[Dataset listings of figures]
-=-=-=-=-

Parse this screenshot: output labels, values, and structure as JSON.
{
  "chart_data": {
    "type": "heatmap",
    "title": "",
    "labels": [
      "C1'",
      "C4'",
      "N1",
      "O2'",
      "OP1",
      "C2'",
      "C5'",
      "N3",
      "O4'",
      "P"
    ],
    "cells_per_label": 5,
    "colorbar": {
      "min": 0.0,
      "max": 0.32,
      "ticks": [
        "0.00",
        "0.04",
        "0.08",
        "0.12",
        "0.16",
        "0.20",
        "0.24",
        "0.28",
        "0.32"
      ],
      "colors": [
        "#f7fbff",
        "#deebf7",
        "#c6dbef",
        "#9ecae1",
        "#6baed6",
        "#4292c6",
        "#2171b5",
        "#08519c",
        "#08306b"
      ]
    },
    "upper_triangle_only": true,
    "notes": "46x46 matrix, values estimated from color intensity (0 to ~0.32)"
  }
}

-=-=-=-=-

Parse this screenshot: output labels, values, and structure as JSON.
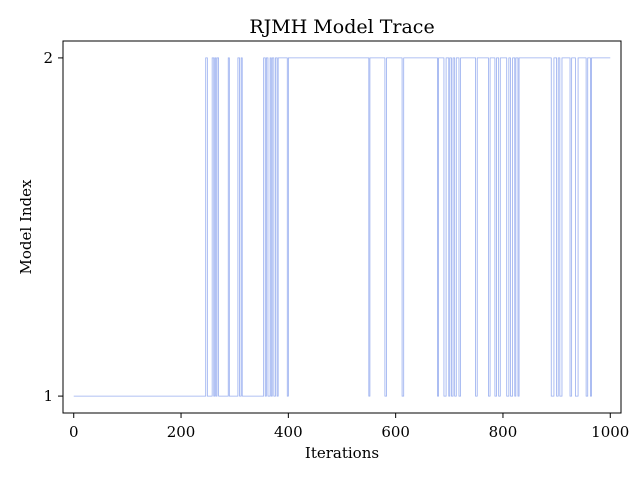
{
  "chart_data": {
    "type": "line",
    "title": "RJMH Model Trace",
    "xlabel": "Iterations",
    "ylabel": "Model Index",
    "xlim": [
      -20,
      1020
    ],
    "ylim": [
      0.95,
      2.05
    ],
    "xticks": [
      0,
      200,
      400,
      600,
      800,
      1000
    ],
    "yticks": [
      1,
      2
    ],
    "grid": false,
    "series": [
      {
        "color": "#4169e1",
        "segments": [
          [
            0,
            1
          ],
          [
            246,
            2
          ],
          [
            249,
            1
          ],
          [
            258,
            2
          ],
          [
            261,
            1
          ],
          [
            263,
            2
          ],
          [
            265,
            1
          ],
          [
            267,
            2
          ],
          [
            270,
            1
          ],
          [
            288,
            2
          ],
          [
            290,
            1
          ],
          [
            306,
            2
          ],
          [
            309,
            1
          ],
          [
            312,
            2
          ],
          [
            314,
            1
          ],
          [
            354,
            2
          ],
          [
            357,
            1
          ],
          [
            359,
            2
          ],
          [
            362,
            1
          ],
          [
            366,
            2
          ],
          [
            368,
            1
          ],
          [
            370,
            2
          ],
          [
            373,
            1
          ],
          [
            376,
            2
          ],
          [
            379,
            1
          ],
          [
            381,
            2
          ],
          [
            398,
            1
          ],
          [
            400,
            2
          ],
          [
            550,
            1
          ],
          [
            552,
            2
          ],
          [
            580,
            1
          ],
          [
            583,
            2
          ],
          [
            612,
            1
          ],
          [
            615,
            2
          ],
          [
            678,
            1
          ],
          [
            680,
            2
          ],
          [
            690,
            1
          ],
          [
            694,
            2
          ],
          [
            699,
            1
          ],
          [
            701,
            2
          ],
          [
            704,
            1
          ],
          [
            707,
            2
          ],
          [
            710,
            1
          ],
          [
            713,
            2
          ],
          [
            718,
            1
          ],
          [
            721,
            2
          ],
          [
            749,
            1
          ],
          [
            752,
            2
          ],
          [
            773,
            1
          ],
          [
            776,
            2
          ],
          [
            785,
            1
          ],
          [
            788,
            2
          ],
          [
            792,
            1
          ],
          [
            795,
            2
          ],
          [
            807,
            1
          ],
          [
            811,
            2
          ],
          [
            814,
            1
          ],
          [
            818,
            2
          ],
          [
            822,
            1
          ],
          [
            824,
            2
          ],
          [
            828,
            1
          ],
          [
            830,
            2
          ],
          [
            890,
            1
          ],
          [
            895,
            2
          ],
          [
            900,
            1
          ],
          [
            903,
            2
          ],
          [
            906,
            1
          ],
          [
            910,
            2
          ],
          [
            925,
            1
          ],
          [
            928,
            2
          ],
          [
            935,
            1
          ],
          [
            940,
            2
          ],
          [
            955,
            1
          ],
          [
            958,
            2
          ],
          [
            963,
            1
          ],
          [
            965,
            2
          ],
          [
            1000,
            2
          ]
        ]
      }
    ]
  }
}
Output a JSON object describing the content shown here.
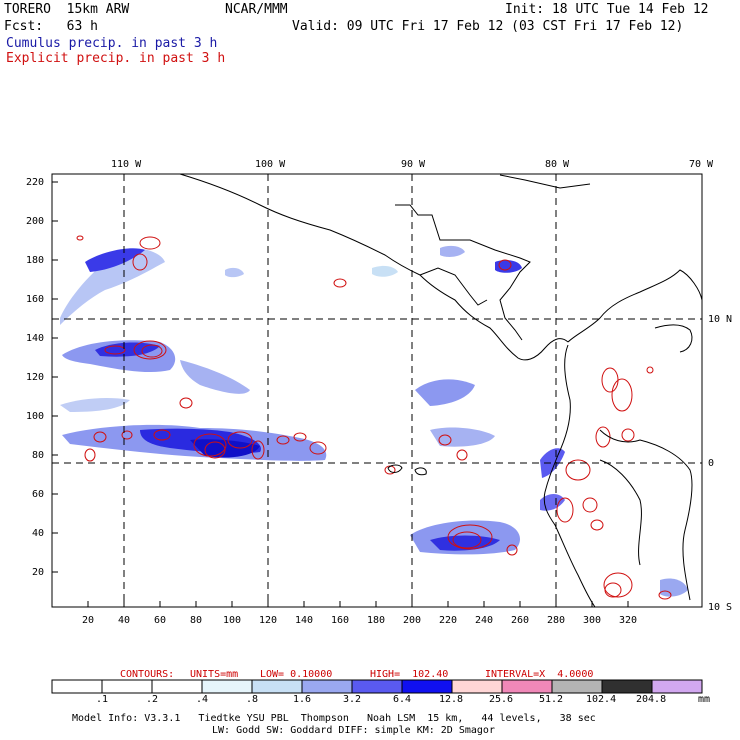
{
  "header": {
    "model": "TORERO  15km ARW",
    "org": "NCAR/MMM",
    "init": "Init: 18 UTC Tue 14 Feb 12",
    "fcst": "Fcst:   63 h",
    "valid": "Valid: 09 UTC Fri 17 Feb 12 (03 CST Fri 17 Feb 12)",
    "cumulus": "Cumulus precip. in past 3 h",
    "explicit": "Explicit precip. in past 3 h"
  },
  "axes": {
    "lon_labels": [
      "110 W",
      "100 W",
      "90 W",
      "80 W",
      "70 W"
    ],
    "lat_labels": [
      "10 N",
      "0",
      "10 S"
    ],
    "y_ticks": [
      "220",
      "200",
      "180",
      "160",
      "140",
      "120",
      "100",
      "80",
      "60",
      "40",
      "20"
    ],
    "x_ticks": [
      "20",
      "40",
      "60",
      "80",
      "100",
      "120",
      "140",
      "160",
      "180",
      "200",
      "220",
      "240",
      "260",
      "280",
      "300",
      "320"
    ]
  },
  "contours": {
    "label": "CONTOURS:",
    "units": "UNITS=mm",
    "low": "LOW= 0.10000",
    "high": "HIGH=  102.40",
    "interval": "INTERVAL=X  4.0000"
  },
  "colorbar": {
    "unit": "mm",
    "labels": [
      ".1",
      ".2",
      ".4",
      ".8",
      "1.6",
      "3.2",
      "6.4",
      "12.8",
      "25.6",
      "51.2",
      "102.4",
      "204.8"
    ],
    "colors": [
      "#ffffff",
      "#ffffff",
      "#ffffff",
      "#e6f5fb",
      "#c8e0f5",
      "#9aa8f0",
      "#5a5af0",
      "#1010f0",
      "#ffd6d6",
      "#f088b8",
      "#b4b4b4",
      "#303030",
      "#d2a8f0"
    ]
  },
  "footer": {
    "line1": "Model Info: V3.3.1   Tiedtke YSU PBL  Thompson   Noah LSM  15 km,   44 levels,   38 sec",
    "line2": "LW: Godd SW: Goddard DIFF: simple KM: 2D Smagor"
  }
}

-=-=-=-=-

### EXERCISE INSTRUCTIONS
Give the count of lines in the listing that hold the word "precip", with no other text.

### WRITTEN RESPONSE
2